(Items from a dataset)
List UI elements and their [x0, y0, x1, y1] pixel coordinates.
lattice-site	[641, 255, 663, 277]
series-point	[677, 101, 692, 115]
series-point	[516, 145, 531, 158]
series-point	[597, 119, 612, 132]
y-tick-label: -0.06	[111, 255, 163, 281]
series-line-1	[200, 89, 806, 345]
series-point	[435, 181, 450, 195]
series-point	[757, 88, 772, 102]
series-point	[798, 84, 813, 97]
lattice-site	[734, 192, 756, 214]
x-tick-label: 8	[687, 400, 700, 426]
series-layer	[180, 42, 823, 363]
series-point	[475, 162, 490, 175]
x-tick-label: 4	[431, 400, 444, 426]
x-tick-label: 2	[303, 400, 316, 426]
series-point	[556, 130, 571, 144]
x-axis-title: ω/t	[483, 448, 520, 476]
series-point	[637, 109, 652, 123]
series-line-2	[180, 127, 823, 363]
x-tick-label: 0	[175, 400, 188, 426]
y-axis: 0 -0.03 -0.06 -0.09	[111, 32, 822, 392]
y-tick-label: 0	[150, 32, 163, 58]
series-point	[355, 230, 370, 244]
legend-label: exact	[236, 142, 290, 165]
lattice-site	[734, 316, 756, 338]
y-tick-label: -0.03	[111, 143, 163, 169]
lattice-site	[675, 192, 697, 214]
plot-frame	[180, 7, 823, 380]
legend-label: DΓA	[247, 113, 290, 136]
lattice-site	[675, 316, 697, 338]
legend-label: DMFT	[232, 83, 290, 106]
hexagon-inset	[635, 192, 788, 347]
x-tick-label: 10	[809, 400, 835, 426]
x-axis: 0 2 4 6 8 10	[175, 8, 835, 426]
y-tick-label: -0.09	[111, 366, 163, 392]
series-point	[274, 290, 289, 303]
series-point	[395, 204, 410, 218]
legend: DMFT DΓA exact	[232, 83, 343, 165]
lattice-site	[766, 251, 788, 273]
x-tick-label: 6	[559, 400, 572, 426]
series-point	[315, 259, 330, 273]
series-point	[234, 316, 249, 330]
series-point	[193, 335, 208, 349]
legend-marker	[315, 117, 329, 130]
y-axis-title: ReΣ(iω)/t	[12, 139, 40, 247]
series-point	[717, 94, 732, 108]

▶ **What you will do**
Switch each "lattice-site" in the lines above to "hexagon-site", and write out all the lines again with nothing else altered.

▶ **Result**
List UI elements and their [x0, y0, x1, y1] pixel coordinates.
hexagon-site	[641, 255, 663, 277]
series-point	[677, 101, 692, 115]
series-point	[516, 145, 531, 158]
series-point	[597, 119, 612, 132]
y-tick-label: -0.06	[111, 255, 163, 281]
series-line-1	[200, 89, 806, 345]
series-point	[435, 181, 450, 195]
series-point	[757, 88, 772, 102]
series-point	[798, 84, 813, 97]
hexagon-site	[734, 192, 756, 214]
x-tick-label: 8	[687, 400, 700, 426]
series-layer	[180, 42, 823, 363]
series-point	[475, 162, 490, 175]
x-tick-label: 4	[431, 400, 444, 426]
x-tick-label: 2	[303, 400, 316, 426]
series-point	[556, 130, 571, 144]
x-axis-title: ω/t	[483, 448, 520, 476]
series-point	[637, 109, 652, 123]
series-line-2	[180, 127, 823, 363]
x-tick-label: 0	[175, 400, 188, 426]
y-axis: 0 -0.03 -0.06 -0.09	[111, 32, 822, 392]
y-tick-label: 0	[150, 32, 163, 58]
series-point	[355, 230, 370, 244]
legend-label: exact	[236, 142, 290, 165]
hexagon-site	[734, 316, 756, 338]
y-tick-label: -0.03	[111, 143, 163, 169]
hexagon-site	[675, 192, 697, 214]
plot-frame	[180, 7, 823, 380]
legend-label: DΓA	[247, 113, 290, 136]
hexagon-site	[675, 316, 697, 338]
legend-label: DMFT	[232, 83, 290, 106]
hexagon-inset	[635, 192, 788, 347]
x-tick-label: 10	[809, 400, 835, 426]
x-axis: 0 2 4 6 8 10	[175, 8, 835, 426]
y-tick-label: -0.09	[111, 366, 163, 392]
series-point	[274, 290, 289, 303]
series-point	[395, 204, 410, 218]
legend: DMFT DΓA exact	[232, 83, 343, 165]
hexagon-site	[766, 251, 788, 273]
x-tick-label: 6	[559, 400, 572, 426]
series-point	[315, 259, 330, 273]
series-point	[234, 316, 249, 330]
series-point	[193, 335, 208, 349]
legend-marker	[315, 117, 329, 130]
y-axis-title: ReΣ(iω)/t	[12, 139, 40, 247]
series-point	[717, 94, 732, 108]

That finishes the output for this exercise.